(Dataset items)
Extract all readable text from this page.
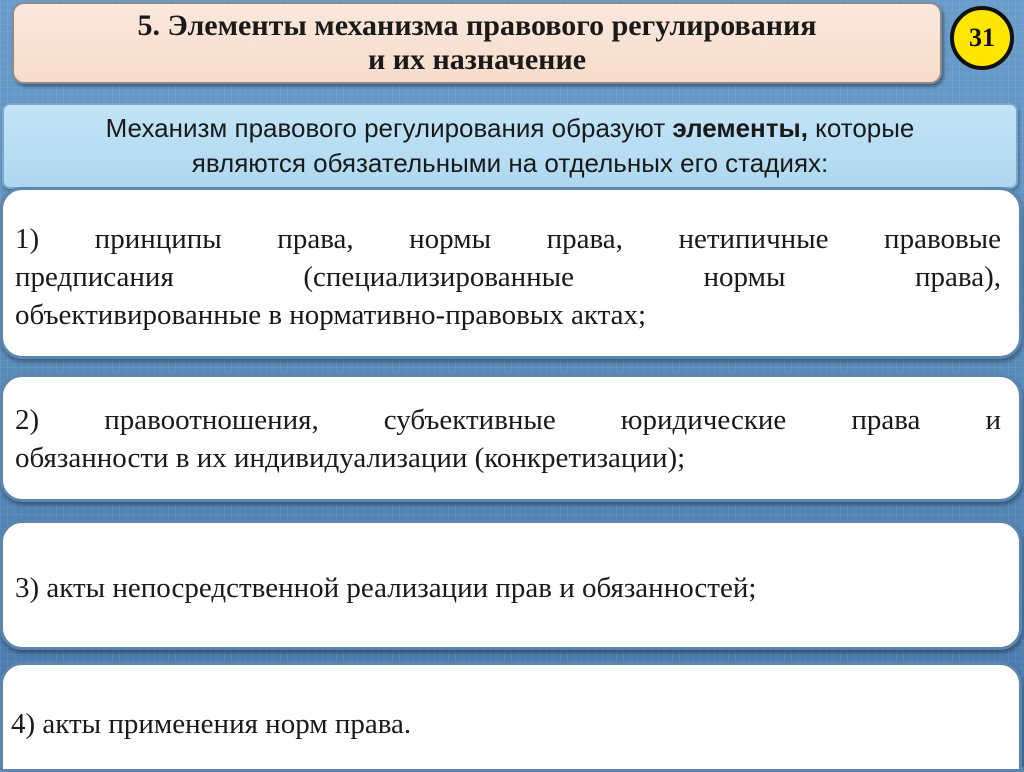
5. Элементы механизма правового регулирования
и их назначение
31
Механизм правового регулирования образуют элементы, которые
являются обязательными на отдельных его стадиях:
1) принципы права, нормы права, нетипичные правовые
предписания (специализированные нормы права),
объективированные в нормативно-правовых актах;
2) правоотношения, субъективные юридические права и
обязанности в их индивидуализации (конкретизации);
3) акты непосредственной реализации прав и обязанностей;
4) акты применения норм права.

▶ _TASK STATEMENT_
From the material above, copy everything exactly but the pictures.

▶ _COMPLETE RESPONSE_
Extract all readable text from this page.
5. Элементы механизма правового регулирования
и их назначение
31
Механизм правового регулирования образуют элементы, которые
являются обязательными на отдельных его стадиях:
1) принципы права, нормы права, нетипичные правовые
предписания (специализированные нормы права),
объективированные в нормативно-правовых актах;
2) правоотношения, субъективные юридические права и
обязанности в их индивидуализации (конкретизации);
3) акты непосредственной реализации прав и обязанностей;
4) акты применения норм права.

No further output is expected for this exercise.